> _TASK PROMPT_:
In the entries, find all lines that hold the word "elements" and copy them.

> _STORED ROWS_:

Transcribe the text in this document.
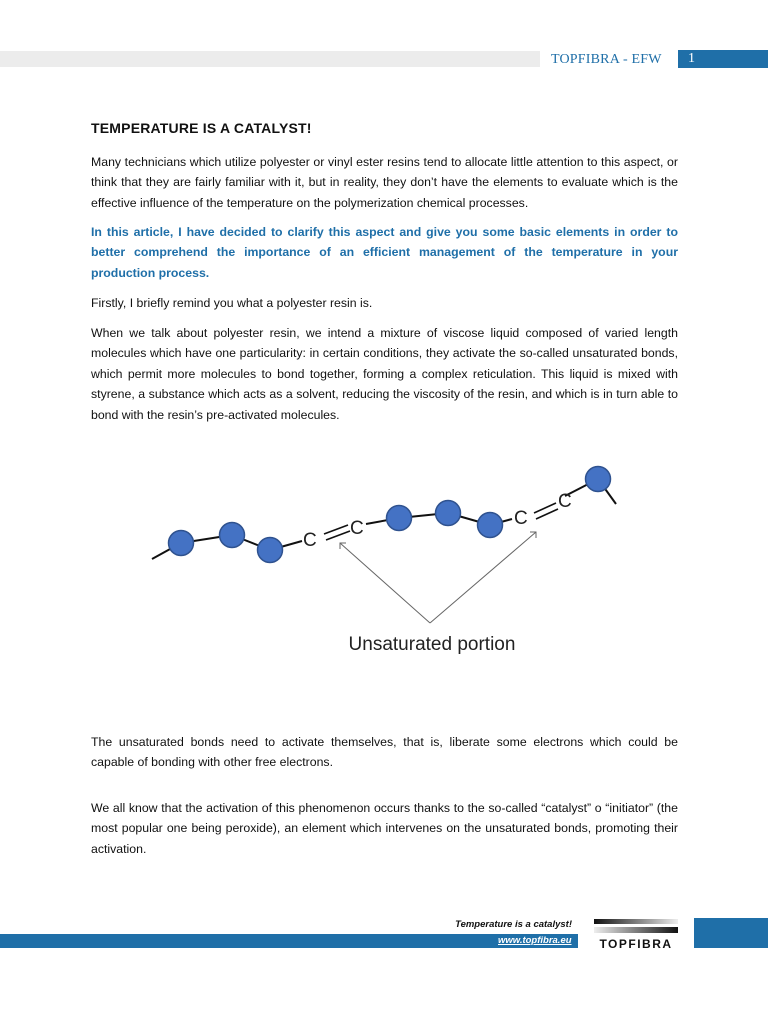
TOPFIBRA - EFW	1
TEMPERATURE IS A CATALYST!

Many technicians which utilize polyester or vinyl ester resins tend to allocate little attention to this aspect, or think that they are fairly familiar with it, but in reality, they don’t have the elements to evaluate which is the effective influence of the temperature on the polymerization chemical processes.

In this article, I have decided to clarify this aspect and give you some basic elements in order to better comprehend the importance of an efficient management of the temperature in your production process.

Firstly, I briefly remind you what a polyester resin is.

When we talk about polyester resin, we intend a mixture of viscose liquid composed of varied length molecules which have one particularity: in certain conditions, they activate the so-called unsaturated bonds, which permit more molecules to bond together, forming a complex reticulation. This liquid is mixed with styrene, a substance which acts as a solvent, reducing the viscosity of the resin, and which is in turn able to bond with the resin’s pre-activated molecules.

C
C	C
C
Unsaturated portion

The unsaturated bonds need to activate themselves, that is, liberate some electrons which could be capable of bonding with other free electrons.

We all know that the activation of this phenomenon occurs thanks to the so-called “catalyst” o “initiator” (the most popular one being peroxide), an element which intervenes on the unsaturated bonds, promoting their activation.

Temperature is a catalyst!
www.topfibra.eu TOPFIBRA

> _RESULT FOR THIS EXERCISE_:
Many technicians which utilize polyester or vinyl ester resins tend to allocate little attention to this aspect, or think that they are fairly familiar with it, but in reality, they don’t have the elements to evaluate which is the effective influence of the temperature on the polymerization chemical processes.
In this article, I have decided to clarify this aspect and give you some basic elements in order to better comprehend the importance of an efficient management of the temperature in your production process.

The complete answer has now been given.